──────── Supplied material ────────

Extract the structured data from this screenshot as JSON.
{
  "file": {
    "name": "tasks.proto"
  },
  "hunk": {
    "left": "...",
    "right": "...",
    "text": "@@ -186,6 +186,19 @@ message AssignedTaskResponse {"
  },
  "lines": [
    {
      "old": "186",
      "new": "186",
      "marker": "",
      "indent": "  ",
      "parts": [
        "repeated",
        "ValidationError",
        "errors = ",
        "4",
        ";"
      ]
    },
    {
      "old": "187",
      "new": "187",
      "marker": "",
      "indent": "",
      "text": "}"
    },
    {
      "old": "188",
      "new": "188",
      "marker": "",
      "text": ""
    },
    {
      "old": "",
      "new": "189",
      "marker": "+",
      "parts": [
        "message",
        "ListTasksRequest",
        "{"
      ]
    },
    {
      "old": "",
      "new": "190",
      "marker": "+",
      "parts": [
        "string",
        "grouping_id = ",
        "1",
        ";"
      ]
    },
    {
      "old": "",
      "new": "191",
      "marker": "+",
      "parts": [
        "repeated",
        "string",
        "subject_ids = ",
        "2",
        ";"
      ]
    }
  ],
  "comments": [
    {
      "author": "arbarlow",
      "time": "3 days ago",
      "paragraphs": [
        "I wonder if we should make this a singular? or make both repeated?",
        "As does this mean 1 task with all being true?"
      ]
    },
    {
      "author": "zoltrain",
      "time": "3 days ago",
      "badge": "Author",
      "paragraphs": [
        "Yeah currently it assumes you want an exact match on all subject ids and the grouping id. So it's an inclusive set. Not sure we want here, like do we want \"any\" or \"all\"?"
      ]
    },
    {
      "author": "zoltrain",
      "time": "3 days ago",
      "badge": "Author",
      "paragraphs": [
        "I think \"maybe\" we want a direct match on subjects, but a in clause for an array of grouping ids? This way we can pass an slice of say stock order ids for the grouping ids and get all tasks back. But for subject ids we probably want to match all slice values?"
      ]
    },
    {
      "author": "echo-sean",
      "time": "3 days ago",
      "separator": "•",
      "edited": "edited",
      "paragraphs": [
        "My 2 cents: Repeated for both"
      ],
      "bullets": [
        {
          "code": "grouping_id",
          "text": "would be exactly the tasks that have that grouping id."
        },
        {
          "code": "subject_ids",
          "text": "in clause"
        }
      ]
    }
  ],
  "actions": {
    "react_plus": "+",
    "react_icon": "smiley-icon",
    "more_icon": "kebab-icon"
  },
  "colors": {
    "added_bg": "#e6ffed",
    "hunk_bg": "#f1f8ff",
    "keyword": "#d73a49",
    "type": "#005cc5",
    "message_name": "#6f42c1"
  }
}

────────
──────── Supplied material ────────

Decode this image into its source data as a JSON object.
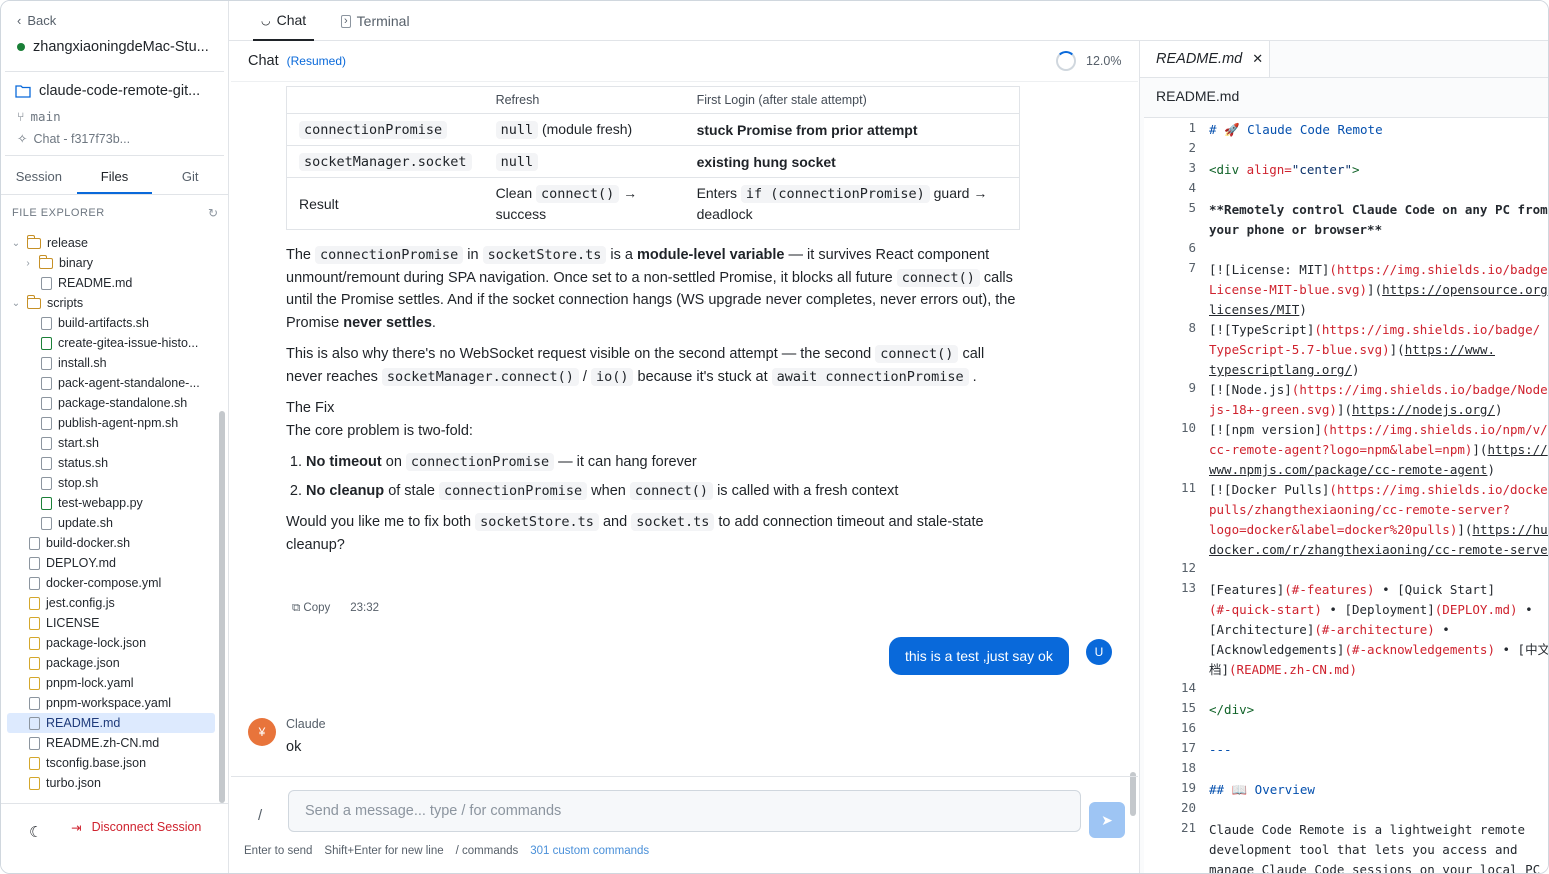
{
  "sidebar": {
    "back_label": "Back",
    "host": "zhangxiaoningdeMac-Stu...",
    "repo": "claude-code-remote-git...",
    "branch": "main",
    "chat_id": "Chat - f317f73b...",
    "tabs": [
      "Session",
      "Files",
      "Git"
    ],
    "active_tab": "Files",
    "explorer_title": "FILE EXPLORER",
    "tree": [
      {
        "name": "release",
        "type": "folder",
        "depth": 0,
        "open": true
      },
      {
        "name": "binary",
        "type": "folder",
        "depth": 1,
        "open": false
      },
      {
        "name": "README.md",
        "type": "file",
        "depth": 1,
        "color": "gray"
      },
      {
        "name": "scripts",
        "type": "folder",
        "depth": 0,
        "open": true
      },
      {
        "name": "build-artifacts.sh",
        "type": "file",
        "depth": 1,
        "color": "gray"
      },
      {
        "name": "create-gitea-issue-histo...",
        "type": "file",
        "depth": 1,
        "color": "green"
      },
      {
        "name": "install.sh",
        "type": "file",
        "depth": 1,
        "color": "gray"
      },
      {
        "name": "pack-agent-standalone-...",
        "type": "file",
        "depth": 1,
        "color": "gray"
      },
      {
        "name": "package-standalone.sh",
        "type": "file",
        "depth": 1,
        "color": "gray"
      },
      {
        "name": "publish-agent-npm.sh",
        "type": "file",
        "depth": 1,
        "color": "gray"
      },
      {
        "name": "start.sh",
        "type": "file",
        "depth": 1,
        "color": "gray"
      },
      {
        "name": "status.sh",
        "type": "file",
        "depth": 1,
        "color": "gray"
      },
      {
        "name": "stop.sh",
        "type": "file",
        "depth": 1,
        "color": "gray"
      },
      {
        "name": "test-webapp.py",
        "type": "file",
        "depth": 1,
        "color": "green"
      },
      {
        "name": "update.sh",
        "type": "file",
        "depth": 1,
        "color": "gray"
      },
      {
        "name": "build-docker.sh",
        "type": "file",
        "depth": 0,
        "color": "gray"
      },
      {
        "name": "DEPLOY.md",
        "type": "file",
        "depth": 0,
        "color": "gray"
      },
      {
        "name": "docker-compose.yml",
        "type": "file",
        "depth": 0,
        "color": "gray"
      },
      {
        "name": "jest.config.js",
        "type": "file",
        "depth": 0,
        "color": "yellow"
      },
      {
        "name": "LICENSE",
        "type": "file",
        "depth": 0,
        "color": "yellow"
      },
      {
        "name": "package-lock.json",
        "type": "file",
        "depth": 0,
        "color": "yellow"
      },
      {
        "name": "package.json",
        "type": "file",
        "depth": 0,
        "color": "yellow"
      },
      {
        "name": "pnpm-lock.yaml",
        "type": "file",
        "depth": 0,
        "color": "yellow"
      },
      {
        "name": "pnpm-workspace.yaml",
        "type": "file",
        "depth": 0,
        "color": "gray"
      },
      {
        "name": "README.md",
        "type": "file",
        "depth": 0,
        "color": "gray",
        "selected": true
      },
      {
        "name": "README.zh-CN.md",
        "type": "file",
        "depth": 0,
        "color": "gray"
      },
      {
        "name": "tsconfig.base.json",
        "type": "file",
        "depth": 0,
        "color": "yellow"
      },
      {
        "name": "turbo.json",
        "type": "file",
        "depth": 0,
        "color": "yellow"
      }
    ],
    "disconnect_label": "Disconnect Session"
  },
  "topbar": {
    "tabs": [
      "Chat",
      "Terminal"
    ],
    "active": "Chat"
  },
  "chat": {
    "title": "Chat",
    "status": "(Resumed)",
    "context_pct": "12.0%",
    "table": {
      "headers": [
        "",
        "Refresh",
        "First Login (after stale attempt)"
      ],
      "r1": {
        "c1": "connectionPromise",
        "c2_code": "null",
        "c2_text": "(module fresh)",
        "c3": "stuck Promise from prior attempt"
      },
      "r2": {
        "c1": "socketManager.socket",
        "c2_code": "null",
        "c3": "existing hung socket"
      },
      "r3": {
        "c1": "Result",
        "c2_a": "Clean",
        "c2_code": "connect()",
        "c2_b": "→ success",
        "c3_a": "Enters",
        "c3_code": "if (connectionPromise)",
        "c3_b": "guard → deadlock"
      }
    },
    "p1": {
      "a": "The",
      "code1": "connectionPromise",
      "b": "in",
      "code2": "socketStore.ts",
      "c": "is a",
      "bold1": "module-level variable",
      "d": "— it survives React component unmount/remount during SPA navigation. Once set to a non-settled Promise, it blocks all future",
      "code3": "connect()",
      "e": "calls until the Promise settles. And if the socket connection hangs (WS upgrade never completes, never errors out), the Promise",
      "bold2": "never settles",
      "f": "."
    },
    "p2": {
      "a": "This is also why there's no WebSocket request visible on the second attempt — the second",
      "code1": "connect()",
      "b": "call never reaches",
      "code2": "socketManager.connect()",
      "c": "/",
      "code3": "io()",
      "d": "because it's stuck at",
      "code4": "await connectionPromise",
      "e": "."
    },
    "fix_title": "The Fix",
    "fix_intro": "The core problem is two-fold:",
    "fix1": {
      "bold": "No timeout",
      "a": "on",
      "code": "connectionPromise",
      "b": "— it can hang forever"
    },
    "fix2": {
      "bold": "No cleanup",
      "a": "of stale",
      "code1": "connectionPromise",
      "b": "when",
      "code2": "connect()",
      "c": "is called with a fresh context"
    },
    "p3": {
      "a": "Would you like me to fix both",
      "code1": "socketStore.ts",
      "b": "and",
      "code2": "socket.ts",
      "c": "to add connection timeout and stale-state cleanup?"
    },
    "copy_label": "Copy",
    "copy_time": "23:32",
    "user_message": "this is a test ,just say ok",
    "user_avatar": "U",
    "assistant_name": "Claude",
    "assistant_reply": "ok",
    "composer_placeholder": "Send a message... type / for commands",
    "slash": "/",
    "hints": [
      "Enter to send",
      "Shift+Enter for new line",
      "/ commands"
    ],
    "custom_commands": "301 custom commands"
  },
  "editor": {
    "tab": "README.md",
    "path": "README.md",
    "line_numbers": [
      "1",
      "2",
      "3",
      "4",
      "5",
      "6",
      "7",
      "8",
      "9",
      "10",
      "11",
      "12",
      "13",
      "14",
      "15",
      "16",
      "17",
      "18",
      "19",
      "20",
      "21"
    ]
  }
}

────────

• [Exercise aim] Pull out every line of the records above that contains the word "test".

• [Finished task]
        "name": "test-webapp.py",
    "user_message": "this is a test ,just say ok",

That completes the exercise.